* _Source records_
===============
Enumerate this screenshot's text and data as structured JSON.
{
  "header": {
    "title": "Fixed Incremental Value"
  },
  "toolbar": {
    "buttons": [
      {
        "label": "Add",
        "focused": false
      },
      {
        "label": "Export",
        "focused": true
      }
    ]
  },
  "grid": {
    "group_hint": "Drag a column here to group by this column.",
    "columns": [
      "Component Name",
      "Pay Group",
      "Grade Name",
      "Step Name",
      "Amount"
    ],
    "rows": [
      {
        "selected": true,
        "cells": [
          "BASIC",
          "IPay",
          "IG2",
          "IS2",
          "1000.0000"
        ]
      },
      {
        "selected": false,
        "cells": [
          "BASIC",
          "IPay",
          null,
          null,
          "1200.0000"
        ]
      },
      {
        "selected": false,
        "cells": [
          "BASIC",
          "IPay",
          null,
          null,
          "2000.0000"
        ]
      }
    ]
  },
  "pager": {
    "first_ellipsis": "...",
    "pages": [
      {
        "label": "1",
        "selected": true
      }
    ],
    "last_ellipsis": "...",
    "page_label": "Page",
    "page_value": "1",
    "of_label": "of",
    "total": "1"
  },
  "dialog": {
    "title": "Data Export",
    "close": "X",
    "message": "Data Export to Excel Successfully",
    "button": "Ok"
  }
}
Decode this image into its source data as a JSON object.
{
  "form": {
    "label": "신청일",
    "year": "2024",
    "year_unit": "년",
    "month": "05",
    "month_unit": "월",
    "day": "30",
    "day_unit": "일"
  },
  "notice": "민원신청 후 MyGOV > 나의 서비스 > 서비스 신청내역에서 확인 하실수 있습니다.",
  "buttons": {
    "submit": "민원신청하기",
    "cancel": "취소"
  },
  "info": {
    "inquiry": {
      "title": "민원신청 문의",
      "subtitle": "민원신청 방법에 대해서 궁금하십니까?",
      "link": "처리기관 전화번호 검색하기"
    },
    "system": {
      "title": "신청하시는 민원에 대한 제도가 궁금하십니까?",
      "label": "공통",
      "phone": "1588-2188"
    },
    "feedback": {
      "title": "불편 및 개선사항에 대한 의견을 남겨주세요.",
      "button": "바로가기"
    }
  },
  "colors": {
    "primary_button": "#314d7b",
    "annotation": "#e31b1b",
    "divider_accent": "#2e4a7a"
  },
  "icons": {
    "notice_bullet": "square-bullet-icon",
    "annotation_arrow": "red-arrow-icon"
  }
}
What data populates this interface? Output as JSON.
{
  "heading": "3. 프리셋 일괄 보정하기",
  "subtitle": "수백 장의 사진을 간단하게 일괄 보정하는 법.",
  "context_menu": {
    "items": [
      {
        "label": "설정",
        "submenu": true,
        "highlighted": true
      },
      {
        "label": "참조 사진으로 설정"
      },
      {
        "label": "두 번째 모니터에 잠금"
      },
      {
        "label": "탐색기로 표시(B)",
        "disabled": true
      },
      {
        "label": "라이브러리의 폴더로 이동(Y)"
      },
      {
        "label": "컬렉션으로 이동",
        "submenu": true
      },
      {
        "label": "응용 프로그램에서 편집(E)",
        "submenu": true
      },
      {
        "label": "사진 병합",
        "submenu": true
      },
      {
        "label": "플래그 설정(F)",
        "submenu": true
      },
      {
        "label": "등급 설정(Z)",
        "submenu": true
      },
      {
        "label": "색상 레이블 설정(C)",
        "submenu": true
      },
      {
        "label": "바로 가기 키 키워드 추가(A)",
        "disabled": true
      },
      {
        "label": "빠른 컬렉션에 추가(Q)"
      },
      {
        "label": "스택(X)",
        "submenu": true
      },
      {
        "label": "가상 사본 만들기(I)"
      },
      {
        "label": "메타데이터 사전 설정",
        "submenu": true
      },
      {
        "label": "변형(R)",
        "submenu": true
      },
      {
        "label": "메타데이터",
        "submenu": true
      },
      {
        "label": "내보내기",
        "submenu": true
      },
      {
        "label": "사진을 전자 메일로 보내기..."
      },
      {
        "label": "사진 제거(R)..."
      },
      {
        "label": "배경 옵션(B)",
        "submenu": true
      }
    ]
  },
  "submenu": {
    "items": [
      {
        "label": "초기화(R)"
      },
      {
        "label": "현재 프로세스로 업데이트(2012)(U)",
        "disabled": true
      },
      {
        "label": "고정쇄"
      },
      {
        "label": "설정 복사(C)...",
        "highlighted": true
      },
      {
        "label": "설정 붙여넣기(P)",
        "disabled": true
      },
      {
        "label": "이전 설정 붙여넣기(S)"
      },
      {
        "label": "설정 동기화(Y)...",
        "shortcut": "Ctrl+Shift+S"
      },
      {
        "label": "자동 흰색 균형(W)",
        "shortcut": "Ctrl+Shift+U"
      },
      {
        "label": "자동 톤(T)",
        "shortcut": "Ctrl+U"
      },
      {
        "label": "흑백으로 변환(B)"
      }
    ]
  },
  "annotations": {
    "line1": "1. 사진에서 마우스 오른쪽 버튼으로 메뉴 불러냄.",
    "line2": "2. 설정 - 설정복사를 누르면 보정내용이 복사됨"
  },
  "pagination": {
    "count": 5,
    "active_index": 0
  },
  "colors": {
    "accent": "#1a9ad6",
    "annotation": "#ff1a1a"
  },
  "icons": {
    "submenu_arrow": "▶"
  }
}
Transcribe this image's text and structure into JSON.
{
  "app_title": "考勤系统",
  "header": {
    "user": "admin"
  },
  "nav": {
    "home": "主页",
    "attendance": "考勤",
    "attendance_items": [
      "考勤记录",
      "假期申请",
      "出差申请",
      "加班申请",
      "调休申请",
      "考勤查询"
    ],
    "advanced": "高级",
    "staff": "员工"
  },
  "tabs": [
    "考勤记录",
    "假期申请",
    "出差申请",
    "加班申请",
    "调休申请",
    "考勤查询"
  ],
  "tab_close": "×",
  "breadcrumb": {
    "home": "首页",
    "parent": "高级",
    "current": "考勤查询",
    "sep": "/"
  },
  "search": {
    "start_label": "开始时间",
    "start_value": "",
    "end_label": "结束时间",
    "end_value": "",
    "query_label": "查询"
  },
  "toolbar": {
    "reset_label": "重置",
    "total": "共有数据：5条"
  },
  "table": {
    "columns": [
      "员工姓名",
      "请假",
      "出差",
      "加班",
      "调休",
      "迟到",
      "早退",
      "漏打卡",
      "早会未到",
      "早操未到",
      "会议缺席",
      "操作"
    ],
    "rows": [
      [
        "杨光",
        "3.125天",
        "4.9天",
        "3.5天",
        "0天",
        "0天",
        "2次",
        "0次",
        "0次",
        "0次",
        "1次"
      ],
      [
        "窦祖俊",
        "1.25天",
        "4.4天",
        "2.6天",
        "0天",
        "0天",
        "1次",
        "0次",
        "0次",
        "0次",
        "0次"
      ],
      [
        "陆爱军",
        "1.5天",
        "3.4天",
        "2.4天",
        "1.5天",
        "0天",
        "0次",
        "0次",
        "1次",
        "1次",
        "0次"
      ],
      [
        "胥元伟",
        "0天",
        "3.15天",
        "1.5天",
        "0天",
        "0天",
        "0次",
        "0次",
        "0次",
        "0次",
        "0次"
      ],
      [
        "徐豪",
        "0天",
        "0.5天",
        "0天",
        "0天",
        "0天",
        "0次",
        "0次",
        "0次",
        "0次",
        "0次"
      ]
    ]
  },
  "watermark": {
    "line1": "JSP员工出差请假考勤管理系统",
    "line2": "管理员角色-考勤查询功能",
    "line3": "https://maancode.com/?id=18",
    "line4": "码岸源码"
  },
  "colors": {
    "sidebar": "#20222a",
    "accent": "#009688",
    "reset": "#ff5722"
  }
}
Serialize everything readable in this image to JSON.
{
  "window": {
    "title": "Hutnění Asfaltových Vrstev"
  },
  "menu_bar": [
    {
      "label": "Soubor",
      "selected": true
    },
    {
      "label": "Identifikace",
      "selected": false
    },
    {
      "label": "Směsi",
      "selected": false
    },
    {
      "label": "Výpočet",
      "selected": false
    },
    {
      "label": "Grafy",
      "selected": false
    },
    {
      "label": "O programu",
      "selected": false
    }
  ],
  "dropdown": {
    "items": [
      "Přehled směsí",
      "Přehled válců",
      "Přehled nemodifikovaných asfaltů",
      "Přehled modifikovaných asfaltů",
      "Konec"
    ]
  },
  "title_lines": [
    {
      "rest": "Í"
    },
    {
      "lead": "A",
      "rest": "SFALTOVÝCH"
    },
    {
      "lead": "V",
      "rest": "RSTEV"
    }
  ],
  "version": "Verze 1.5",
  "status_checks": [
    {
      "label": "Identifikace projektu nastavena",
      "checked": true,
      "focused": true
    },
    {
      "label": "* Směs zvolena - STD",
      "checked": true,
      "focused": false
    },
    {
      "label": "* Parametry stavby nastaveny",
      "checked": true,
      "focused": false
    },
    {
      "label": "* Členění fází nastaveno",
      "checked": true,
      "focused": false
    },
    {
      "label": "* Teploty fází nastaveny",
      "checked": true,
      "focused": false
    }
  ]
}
===============
* _Written request_
Isolate each line of the listing above that includes "fází". Copy it.

* _Exercise answer_
      "label": "* Členění fází nastaveno",
      "label": "* Teploty fází nastaveny",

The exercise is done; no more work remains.